WHAT TO DO: Return exactly the lines of the data below, from the one that contains "What does this" through the final line, and leave out every picture.

ITEMS:
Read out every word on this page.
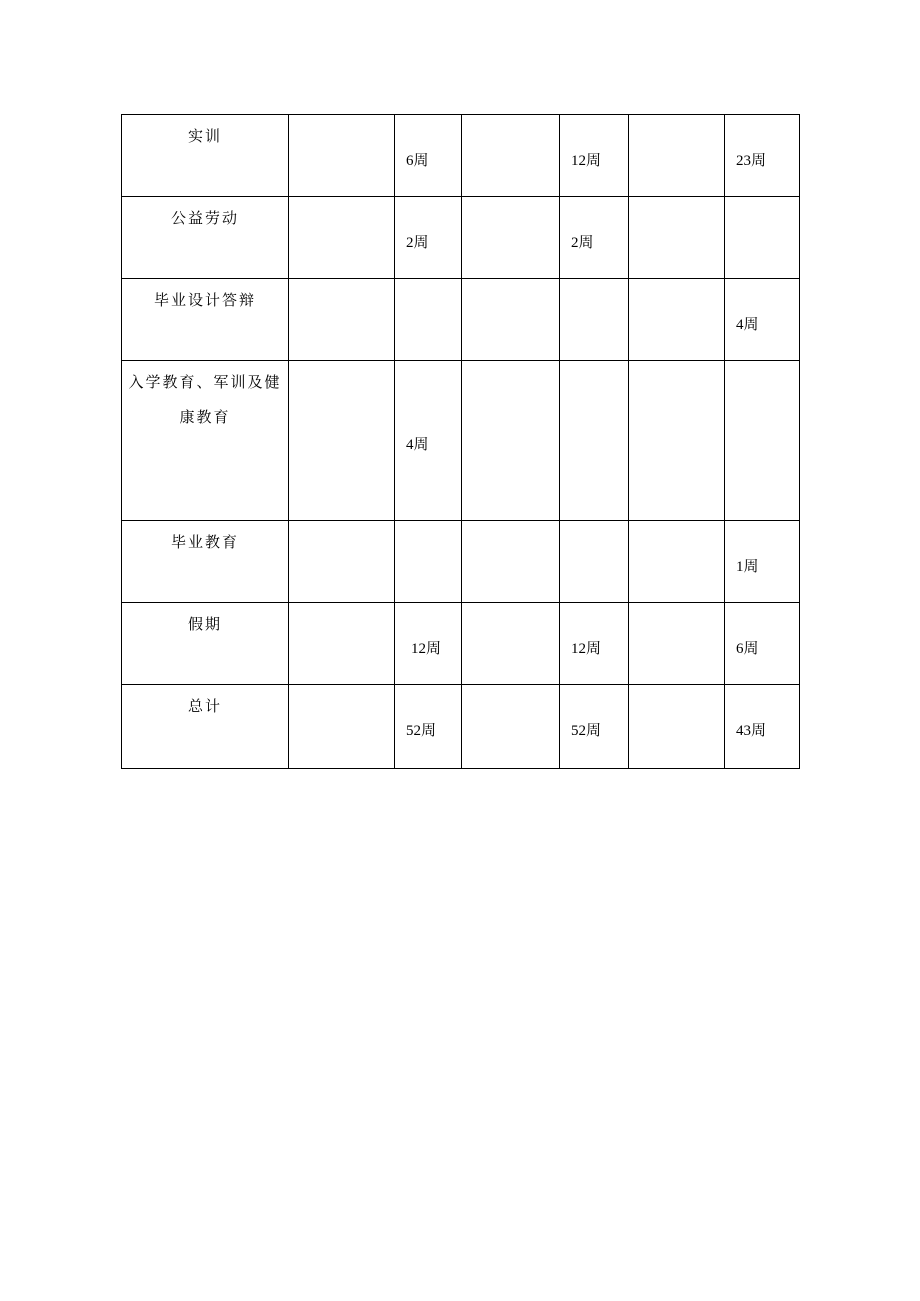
实训		6周		12周		23周

公益劳动		2周		2周		

毕业设计答辩						4周

入学教育、军训及健康教育		4周				

毕业教育						1周

假期		12周		12周		6周

总计		52周		52周		43周
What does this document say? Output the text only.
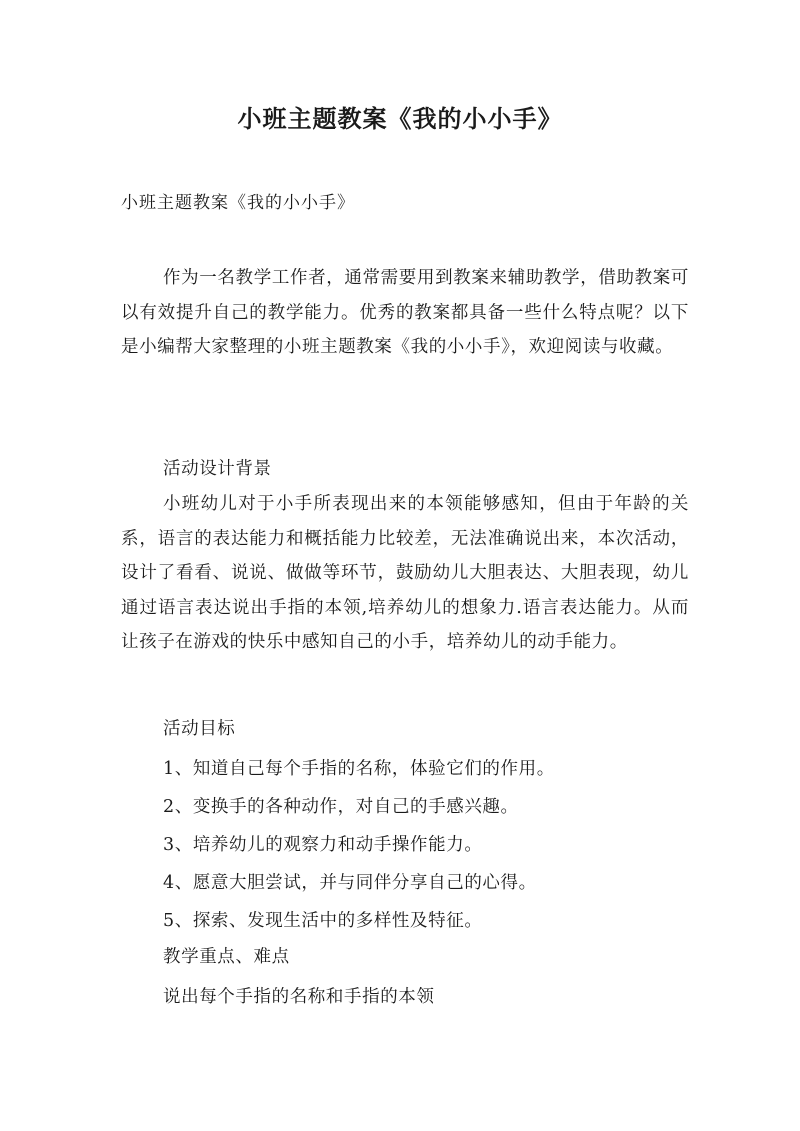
小班主题教案《我的小小手》
小班主题教案《我的小小手》

作为一名教学工作者，通常需要用到教案来辅助教学，借助教案可以有效提升自己的教学能力。优秀的教案都具备一些什么特点呢？以下是小编帮大家整理的小班主题教案《我的小小手》，欢迎阅读与收藏。

活动设计背景

小班幼儿对于小手所表现出来的本领能够感知，但由于年龄的关系，语言的表达能力和概括能力比较差，无法准确说出来，本次活动，设计了看看、说说、做做等环节，鼓励幼儿大胆表达、大胆表现，幼儿通过语言表达说出手指的本领,培养幼儿的想象力.语言表达能力。从而让孩子在游戏的快乐中感知自己的小手，培养幼儿的动手能力。

活动目标
1、知道自己每个手指的名称，体验它们的作用。
2、变换手的各种动作，对自己的手感兴趣。
3、培养幼儿的观察力和动手操作能力。
4、愿意大胆尝试，并与同伴分享自己的心得。
5、探索、发现生活中的多样性及特征。
教学重点、难点
说出每个手指的名称和手指的本领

ANSWER:
What does this document say? Output the text only.
小班主题教案《我的小小手》
小班主题教案《我的小小手》

作为一名教学工作者，通常需要用到教案来辅助教学，借助教案可以有效提升自己的教学能力。优秀的教案都具备一些什么特点呢？以下是小编帮大家整理的小班主题教案《我的小小手》，欢迎阅读与收藏。

活动设计背景

小班幼儿对于小手所表现出来的本领能够感知，但由于年龄的关系，语言的表达能力和概括能力比较差，无法准确说出来，本次活动，设计了看看、说说、做做等环节，鼓励幼儿大胆表达、大胆表现，幼儿通过语言表达说出手指的本领,培养幼儿的想象力.语言表达能力。从而让孩子在游戏的快乐中感知自己的小手，培养幼儿的动手能力。

活动目标
1、知道自己每个手指的名称，体验它们的作用。
2、变换手的各种动作，对自己的手感兴趣。
3、培养幼儿的观察力和动手操作能力。
4、愿意大胆尝试，并与同伴分享自己的心得。
5、探索、发现生活中的多样性及特征。
教学重点、难点
说出每个手指的名称和手指的本领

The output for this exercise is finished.